REQUIRED TASK
Copy whichever lines contain the string "name".

--- START EXTRACTED ENTRIES ---

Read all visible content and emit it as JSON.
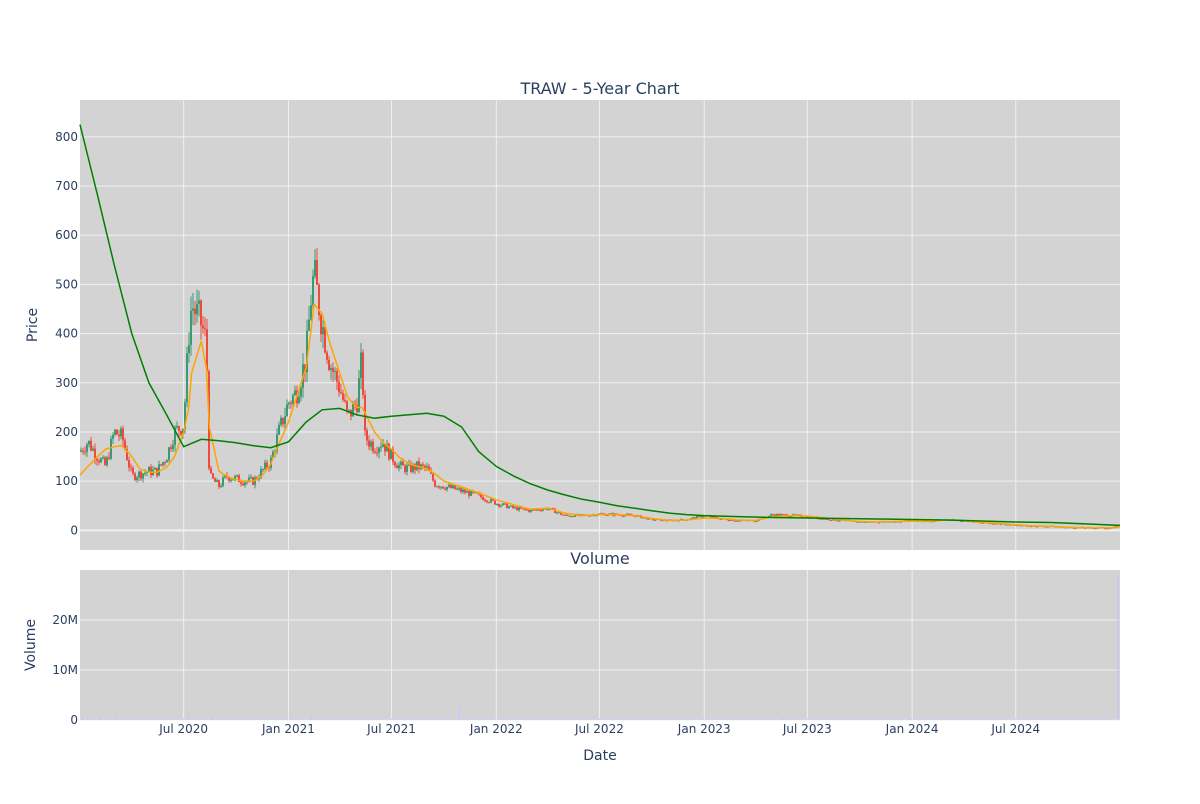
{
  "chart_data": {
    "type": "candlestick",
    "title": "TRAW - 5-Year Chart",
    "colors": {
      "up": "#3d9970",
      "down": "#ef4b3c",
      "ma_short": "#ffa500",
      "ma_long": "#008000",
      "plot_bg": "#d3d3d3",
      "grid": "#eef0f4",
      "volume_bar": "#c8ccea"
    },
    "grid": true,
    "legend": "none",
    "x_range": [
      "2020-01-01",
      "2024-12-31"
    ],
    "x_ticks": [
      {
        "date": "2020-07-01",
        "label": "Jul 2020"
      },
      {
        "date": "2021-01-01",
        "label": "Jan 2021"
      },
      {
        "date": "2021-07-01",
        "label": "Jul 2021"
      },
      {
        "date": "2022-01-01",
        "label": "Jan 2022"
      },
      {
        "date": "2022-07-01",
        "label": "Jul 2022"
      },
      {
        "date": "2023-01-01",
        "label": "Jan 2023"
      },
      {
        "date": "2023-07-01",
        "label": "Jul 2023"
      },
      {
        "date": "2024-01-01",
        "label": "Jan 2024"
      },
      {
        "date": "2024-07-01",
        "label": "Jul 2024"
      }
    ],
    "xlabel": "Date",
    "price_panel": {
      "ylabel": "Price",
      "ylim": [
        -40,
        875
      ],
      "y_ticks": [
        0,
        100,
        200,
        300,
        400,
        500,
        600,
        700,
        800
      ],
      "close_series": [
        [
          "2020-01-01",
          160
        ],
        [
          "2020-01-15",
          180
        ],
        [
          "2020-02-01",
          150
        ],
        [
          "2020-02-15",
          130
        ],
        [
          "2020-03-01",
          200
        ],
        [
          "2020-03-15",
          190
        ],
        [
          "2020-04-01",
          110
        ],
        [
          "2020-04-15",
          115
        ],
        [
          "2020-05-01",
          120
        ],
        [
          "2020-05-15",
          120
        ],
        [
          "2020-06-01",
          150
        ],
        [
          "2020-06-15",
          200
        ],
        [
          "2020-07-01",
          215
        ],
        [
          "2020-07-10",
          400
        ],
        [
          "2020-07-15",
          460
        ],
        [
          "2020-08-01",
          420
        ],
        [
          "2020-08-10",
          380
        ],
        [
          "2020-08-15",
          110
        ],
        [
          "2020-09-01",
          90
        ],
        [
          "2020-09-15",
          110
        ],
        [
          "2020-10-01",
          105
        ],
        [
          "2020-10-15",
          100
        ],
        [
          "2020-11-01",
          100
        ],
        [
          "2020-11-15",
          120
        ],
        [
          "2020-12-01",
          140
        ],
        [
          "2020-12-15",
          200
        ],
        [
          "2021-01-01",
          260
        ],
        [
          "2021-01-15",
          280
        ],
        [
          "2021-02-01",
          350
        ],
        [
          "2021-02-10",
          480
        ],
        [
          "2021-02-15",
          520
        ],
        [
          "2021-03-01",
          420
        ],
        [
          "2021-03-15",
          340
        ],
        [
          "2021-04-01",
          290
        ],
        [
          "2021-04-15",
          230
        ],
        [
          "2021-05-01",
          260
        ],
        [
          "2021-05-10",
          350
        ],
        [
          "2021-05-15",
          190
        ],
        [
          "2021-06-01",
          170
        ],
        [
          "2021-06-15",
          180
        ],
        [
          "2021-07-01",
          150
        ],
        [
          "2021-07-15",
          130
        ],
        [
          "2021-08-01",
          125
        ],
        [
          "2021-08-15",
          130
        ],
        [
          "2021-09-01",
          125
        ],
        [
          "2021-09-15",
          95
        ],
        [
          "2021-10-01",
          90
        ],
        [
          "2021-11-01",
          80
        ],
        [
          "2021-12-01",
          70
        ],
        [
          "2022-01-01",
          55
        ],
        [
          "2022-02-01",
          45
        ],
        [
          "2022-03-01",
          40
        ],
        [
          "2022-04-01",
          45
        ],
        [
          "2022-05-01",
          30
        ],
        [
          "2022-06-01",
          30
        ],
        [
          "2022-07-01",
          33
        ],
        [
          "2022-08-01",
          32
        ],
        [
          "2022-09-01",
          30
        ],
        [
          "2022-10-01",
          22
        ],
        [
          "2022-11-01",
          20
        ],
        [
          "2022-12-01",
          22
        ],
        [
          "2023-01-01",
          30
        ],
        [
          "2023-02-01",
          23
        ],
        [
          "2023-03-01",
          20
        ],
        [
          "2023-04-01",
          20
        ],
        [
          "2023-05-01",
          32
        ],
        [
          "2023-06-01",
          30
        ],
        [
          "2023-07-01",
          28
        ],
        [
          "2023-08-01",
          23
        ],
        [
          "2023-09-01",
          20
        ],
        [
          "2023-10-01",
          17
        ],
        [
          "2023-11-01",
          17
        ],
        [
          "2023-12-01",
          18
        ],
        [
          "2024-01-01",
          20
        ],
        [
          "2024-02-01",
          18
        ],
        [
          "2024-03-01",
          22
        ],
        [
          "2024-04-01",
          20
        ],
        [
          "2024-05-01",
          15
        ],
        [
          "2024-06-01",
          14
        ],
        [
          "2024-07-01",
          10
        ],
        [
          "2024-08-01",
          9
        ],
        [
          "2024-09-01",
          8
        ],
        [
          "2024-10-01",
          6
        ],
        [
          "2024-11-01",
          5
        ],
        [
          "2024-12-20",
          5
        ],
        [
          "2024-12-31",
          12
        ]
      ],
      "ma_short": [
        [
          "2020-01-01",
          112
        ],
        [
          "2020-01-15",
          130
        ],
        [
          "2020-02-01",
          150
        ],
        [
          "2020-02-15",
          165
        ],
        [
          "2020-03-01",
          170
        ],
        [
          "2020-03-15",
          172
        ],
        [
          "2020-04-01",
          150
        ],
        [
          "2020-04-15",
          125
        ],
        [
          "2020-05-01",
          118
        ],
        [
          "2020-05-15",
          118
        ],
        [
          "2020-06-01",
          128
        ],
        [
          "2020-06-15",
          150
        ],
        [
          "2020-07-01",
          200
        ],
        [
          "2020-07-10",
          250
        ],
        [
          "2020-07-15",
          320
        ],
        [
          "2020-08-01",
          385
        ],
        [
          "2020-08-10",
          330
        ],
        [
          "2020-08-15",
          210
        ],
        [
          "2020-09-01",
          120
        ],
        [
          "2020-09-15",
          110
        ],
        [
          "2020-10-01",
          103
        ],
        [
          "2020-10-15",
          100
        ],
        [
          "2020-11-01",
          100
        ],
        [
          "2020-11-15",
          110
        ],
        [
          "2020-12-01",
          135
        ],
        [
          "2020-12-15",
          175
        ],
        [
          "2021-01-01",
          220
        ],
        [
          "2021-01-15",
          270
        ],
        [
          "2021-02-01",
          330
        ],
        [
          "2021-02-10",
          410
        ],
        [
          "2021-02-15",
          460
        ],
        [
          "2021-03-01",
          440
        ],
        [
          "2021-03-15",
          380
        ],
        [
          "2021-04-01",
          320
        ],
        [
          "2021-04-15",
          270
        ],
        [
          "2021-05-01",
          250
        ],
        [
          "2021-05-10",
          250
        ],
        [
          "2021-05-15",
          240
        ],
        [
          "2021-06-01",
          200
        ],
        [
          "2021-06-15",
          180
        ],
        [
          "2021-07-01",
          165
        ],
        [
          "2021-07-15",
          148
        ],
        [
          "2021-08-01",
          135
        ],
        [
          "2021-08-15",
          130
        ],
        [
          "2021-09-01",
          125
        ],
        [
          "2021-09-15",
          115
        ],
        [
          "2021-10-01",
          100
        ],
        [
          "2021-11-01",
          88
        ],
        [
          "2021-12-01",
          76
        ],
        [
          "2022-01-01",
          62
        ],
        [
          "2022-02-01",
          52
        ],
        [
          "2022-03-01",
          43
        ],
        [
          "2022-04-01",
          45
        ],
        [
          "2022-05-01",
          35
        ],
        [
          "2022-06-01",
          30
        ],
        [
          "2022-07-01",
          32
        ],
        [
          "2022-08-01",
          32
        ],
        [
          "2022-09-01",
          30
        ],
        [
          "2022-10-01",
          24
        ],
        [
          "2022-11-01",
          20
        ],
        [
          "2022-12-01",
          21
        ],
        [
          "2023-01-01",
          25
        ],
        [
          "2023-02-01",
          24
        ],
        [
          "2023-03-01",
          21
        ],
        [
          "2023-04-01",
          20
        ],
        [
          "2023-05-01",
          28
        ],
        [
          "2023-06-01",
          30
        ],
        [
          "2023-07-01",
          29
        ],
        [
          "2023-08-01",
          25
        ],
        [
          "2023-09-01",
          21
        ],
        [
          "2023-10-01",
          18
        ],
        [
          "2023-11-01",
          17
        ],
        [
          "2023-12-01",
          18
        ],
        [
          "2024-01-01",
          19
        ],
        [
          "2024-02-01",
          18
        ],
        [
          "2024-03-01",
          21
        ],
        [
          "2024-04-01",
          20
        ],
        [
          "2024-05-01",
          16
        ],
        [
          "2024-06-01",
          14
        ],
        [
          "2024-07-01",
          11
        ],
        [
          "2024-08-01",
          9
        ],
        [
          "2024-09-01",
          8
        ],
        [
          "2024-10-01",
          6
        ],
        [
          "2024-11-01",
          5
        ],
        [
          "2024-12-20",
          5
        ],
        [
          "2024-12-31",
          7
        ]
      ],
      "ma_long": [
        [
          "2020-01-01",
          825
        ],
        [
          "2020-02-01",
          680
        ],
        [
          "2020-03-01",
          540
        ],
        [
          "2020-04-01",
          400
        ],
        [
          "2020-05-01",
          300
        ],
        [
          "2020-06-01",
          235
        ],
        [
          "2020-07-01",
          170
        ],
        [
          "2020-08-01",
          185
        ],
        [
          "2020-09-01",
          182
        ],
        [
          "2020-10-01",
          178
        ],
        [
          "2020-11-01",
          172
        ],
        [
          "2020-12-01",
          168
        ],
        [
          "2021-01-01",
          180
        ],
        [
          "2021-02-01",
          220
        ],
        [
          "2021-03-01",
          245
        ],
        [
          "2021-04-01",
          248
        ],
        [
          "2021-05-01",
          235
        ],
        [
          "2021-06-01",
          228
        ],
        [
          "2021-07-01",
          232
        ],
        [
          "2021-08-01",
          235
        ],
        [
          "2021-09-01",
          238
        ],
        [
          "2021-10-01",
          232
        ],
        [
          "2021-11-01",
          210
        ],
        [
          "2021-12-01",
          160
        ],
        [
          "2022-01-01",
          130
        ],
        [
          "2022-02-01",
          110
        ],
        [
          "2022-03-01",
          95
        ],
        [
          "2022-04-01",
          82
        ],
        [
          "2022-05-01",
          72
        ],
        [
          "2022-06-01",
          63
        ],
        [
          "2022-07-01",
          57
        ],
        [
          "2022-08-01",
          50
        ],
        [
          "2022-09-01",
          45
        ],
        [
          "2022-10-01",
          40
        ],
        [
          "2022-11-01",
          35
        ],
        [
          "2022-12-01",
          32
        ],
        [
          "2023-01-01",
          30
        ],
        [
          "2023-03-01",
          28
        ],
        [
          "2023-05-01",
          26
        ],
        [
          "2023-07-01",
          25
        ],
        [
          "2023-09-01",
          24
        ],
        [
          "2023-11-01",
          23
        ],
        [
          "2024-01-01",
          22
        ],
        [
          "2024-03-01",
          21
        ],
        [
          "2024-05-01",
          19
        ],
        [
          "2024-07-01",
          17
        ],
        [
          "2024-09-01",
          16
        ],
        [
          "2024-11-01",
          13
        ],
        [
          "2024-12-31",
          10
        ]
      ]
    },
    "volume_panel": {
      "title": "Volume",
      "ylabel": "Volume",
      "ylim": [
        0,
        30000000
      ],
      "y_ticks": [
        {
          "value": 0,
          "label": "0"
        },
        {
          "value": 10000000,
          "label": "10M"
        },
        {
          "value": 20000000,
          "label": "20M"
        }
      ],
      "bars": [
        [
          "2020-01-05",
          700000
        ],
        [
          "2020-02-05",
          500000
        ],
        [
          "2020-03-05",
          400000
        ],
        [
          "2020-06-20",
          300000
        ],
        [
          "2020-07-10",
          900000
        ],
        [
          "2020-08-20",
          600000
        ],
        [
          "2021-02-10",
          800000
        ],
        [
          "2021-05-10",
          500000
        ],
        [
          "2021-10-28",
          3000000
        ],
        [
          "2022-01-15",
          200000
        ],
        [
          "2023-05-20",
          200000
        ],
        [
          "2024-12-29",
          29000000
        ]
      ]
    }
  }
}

--- END EXTRACTED ENTRIES ---
--- START EXTRACTED ENTRIES ---

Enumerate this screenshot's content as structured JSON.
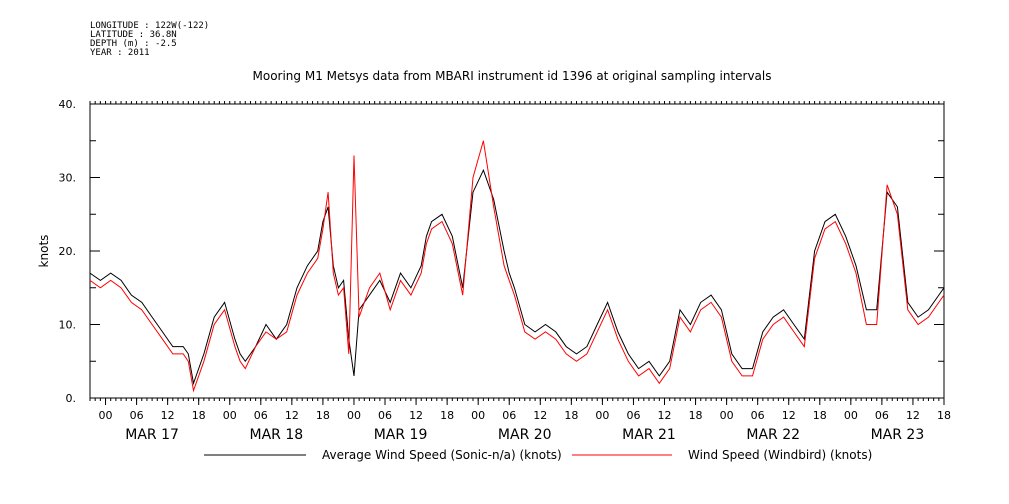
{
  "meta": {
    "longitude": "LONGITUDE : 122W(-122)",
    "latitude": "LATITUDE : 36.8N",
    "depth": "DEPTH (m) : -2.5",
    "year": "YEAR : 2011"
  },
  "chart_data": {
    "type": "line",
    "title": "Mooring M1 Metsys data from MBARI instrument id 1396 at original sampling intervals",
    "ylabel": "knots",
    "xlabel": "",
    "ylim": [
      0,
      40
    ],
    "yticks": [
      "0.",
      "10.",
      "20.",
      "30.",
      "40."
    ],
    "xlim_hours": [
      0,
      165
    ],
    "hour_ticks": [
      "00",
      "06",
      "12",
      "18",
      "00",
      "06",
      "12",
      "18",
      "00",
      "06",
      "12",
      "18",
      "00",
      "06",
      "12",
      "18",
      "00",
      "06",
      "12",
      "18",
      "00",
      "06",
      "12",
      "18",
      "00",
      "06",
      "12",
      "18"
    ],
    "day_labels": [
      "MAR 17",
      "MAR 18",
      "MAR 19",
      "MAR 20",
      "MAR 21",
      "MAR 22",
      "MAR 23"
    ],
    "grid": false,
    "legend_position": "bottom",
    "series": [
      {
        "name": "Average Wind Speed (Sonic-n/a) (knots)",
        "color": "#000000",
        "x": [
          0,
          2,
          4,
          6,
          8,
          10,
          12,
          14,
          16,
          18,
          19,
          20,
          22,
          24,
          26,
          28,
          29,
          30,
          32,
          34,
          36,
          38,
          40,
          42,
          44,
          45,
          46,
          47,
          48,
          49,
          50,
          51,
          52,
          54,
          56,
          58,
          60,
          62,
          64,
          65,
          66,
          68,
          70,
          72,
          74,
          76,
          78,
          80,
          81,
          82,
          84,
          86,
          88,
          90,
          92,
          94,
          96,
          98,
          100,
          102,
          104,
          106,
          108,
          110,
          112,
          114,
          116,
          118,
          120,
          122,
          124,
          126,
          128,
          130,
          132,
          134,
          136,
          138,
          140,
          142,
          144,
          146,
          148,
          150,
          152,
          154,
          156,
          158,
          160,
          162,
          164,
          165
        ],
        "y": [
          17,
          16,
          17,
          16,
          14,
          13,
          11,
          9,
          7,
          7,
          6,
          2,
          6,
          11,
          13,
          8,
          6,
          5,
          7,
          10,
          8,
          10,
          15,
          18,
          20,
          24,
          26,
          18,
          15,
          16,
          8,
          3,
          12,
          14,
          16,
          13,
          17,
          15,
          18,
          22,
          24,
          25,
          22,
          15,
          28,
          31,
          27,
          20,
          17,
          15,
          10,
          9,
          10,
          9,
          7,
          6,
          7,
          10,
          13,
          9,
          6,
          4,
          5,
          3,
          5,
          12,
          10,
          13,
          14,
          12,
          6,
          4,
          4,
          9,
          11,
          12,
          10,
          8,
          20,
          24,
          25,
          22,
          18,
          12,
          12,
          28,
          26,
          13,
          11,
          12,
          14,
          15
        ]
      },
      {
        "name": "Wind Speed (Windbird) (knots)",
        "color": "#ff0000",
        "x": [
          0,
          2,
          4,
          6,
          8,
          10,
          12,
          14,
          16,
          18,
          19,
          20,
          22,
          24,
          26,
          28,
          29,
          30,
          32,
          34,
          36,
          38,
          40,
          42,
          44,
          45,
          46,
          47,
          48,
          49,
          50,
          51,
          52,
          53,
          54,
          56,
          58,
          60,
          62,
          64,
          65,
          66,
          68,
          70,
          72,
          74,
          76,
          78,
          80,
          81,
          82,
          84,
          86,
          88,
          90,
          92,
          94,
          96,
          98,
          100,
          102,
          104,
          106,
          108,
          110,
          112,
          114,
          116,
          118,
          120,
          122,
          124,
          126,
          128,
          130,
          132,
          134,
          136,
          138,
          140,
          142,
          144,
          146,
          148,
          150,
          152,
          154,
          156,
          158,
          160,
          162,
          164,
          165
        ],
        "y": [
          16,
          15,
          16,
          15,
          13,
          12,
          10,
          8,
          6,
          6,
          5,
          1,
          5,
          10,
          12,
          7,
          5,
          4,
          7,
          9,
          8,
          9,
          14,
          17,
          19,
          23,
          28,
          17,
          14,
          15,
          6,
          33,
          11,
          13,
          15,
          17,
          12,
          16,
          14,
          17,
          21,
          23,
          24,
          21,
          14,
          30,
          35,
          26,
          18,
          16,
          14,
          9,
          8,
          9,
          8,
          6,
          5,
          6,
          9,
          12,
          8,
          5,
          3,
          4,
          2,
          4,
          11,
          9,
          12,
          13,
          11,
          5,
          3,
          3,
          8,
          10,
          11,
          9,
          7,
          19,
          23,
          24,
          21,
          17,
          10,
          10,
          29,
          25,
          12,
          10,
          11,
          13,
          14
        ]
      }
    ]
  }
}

--- END EXTRACTED ENTRIES ---

FULL OUTPUT
        "name": "Average Wind Speed (Sonic-n/a) (knots)",
        "name": "Wind Speed (Windbird) (knots)",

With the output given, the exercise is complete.